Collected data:
----
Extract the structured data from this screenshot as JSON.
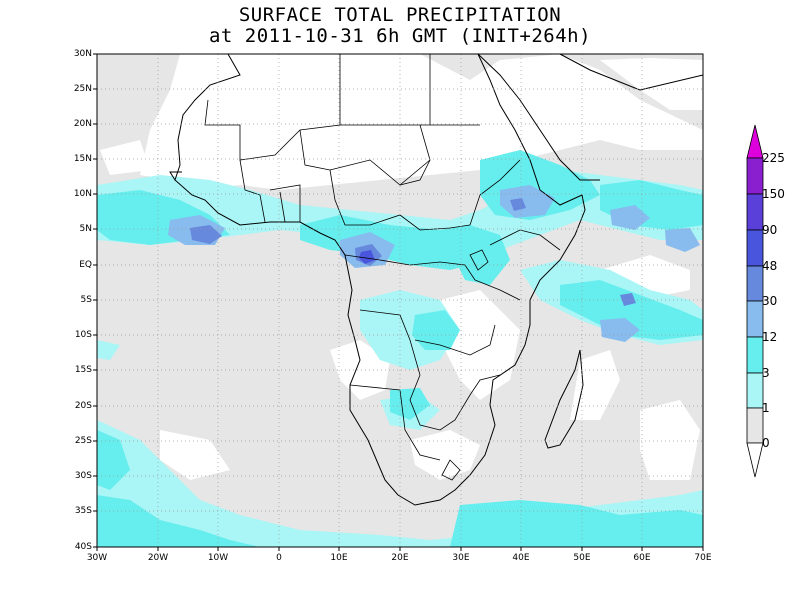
{
  "title_line1": "SURFACE TOTAL PRECIPITATION",
  "title_line2": "at 2011-10-31 6h GMT (INIT+264h)",
  "map": {
    "lon_range": [
      -30,
      70
    ],
    "lat_range": [
      -40,
      30
    ],
    "lat_labels": [
      "30N",
      "25N",
      "20N",
      "15N",
      "10N",
      "5N",
      "EQ",
      "5S",
      "10S",
      "15S",
      "20S",
      "25S",
      "30S",
      "35S",
      "40S"
    ],
    "lon_labels": [
      "30W",
      "20W",
      "10W",
      "0",
      "10E",
      "20E",
      "30E",
      "40E",
      "50E",
      "60E",
      "70E"
    ],
    "grid": "dotted"
  },
  "colorbar": {
    "levels": [
      "225",
      "150",
      "90",
      "48",
      "30",
      "12",
      "3",
      "1",
      "0"
    ],
    "colors": [
      "#dd00dd",
      "#8a1fd0",
      "#5a3fd8",
      "#4a55dd",
      "#6688dd",
      "#88bbee",
      "#66eeee",
      "#aaf5f5",
      "#e6e6e6"
    ]
  }
}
----
→ **Exercise prompt**
Leave out the pictures and transcribe the entries above exactly.

→ **Task response**
Extract the structured data from this screenshot as JSON.
{
  "title_line1": "SURFACE TOTAL PRECIPITATION",
  "title_line2": "at 2011-10-31 6h GMT (INIT+264h)",
  "map": {
    "lon_range": [
      -30,
      70
    ],
    "lat_range": [
      -40,
      30
    ],
    "lat_labels": [
      "30N",
      "25N",
      "20N",
      "15N",
      "10N",
      "5N",
      "EQ",
      "5S",
      "10S",
      "15S",
      "20S",
      "25S",
      "30S",
      "35S",
      "40S"
    ],
    "lon_labels": [
      "30W",
      "20W",
      "10W",
      "0",
      "10E",
      "20E",
      "30E",
      "40E",
      "50E",
      "60E",
      "70E"
    ],
    "grid": "dotted"
  },
  "colorbar": {
    "levels": [
      "225",
      "150",
      "90",
      "48",
      "30",
      "12",
      "3",
      "1",
      "0"
    ],
    "colors": [
      "#dd00dd",
      "#8a1fd0",
      "#5a3fd8",
      "#4a55dd",
      "#6688dd",
      "#88bbee",
      "#66eeee",
      "#aaf5f5",
      "#e6e6e6"
    ]
  }
}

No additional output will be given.